___ Data to use ___
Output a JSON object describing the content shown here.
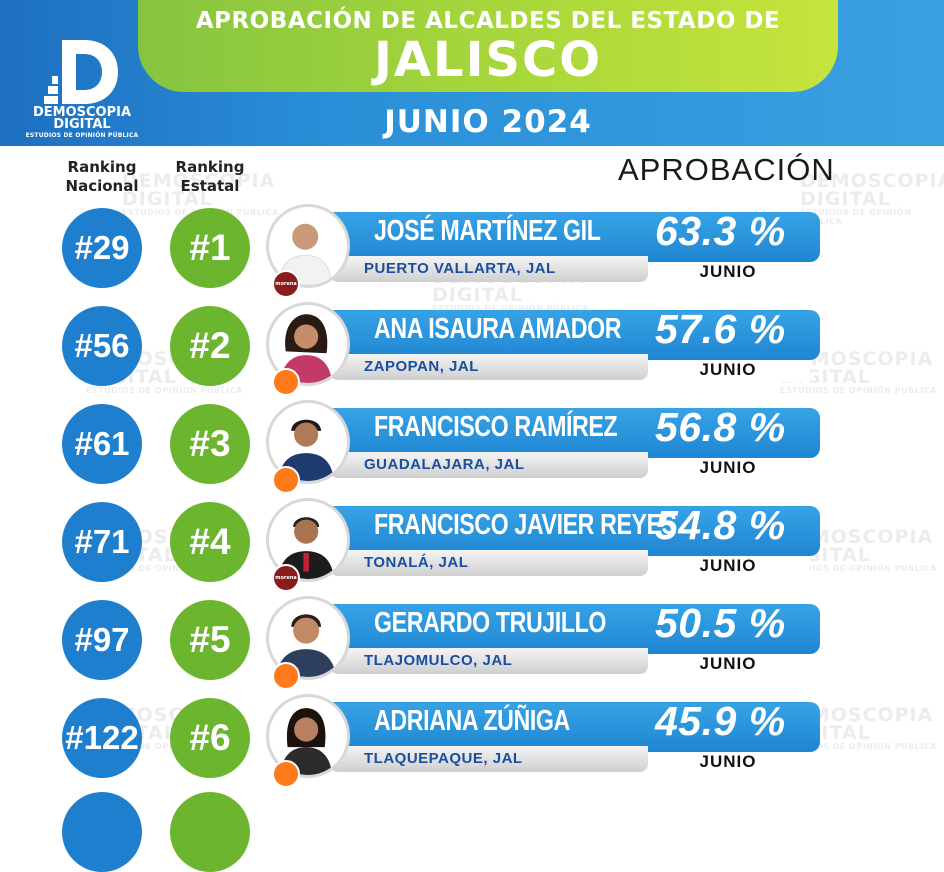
{
  "header": {
    "title_line1": "APROBACIÓN DE ALCALDES DEL ESTADO DE",
    "title_line2": "JALISCO",
    "title_line3": "JUNIO 2024",
    "logo_name1": "DEMOSCOPIA",
    "logo_name2": "DIGITAL",
    "logo_sub": "ESTUDIOS DE OPINIÓN PÚBLICA"
  },
  "columns": {
    "ranking_nacional": [
      "Ranking",
      "Nacional"
    ],
    "ranking_estatal": [
      "Ranking",
      "Estatal"
    ],
    "aprobacion": "APROBACIÓN"
  },
  "watermark": {
    "line1": "DEMOSCOPIA",
    "line2": "DIGITAL",
    "line3": "ESTUDIOS DE OPINIÓN PÚBLICA"
  },
  "colors": {
    "blue": "#1f7fcf",
    "green": "#6cb52e",
    "morena": "#8a1c1c",
    "movimiento_ciudadano": "#ff7a1a"
  },
  "rows": [
    {
      "nacional": "#29",
      "estatal": "#1",
      "name": "JOSÉ MARTÍNEZ GIL",
      "place": "PUERTO VALLARTA, JAL",
      "approval": "63.3 %",
      "month": "JUNIO",
      "party": "morena",
      "party_label": "morena"
    },
    {
      "nacional": "#56",
      "estatal": "#2",
      "name": "ANA ISAURA AMADOR",
      "place": "ZAPOPAN, JAL",
      "approval": "57.6 %",
      "month": "JUNIO",
      "party": "mc",
      "party_label": ""
    },
    {
      "nacional": "#61",
      "estatal": "#3",
      "name": "FRANCISCO RAMÍREZ",
      "place": "GUADALAJARA, JAL",
      "approval": "56.8 %",
      "month": "JUNIO",
      "party": "mc",
      "party_label": ""
    },
    {
      "nacional": "#71",
      "estatal": "#4",
      "name": "FRANCISCO JAVIER REYES",
      "place": "TONALÁ, JAL",
      "approval": "54.8 %",
      "month": "JUNIO",
      "party": "morena",
      "party_label": "morena"
    },
    {
      "nacional": "#97",
      "estatal": "#5",
      "name": "GERARDO TRUJILLO",
      "place": "TLAJOMULCO, JAL",
      "approval": "50.5 %",
      "month": "JUNIO",
      "party": "mc",
      "party_label": ""
    },
    {
      "nacional": "#122",
      "estatal": "#6",
      "name": "ADRIANA ZÚÑIGA",
      "place": "TLAQUEPAQUE, JAL",
      "approval": "45.9 %",
      "month": "JUNIO",
      "party": "mc",
      "party_label": ""
    }
  ]
}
___
_What to do_
Copy every line in the listing above where the string "approval" turns up.

_Exercise result_
      "approval": "63.3 %",
      "approval": "57.6 %",
      "approval": "56.8 %",
      "approval": "54.8 %",
      "approval": "50.5 %",
      "approval": "45.9 %",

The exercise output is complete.